EXERCISE: Each record is to be transcribed exactly.

## begin ROWS

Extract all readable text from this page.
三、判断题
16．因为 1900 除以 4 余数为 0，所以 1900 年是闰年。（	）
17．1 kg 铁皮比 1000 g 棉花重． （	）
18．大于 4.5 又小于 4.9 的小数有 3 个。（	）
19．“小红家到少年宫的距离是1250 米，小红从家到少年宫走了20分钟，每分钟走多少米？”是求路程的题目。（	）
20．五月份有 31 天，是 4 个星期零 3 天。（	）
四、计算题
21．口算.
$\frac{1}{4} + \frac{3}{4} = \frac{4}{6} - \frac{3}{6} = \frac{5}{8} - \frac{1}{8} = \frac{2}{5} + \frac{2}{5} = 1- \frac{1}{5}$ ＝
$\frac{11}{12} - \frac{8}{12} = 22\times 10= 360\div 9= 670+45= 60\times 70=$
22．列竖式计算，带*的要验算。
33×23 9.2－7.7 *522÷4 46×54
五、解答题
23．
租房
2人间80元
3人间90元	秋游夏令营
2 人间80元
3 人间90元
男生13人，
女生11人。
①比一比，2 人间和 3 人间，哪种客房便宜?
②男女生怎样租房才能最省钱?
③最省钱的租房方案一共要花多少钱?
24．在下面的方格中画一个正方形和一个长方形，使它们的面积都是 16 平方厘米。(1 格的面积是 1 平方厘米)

## end ROWS

OUTPUT FOR THIS TASK:
Extract all readable text from this page.
三、判断题
16．因为 1900 除以 4 余数为 0，所以 1900 年是闰年。（	）
17．1 kg 铁皮比 1000 g 棉花重． （	）
18．大于 4.5 又小于 4.9 的小数有 3 个。（	）
19．“小红家到少年宫的距离是1250 米，小红从家到少年宫走了20分钟，每分钟走多少米？”是求路程的题目。（	）
20．五月份有 31 天，是 4 个星期零 3 天。（	）
四、计算题
21．口算.
$\frac{1}{4} + \frac{3}{4} = \frac{4}{6} - \frac{3}{6} = \frac{5}{8} - \frac{1}{8} = \frac{2}{5} + \frac{2}{5} = 1- \frac{1}{5}$ ＝
$\frac{11}{12} - \frac{8}{12} = 22\times 10= 360\div 9= 670+45= 60\times 70=$
22．列竖式计算，带*的要验算。
33×23 9.2－7.7 *522÷4 46×54
五、解答题
23．
租房
2人间80元
3人间90元	秋游夏令营
2 人间80元
3 人间90元
男生13人，
女生11人。
①比一比，2 人间和 3 人间，哪种客房便宜?
②男女生怎样租房才能最省钱?
③最省钱的租房方案一共要花多少钱?
24．在下面的方格中画一个正方形和一个长方形，使它们的面积都是 16 平方厘米。(1 格的面积是 1 平方厘米)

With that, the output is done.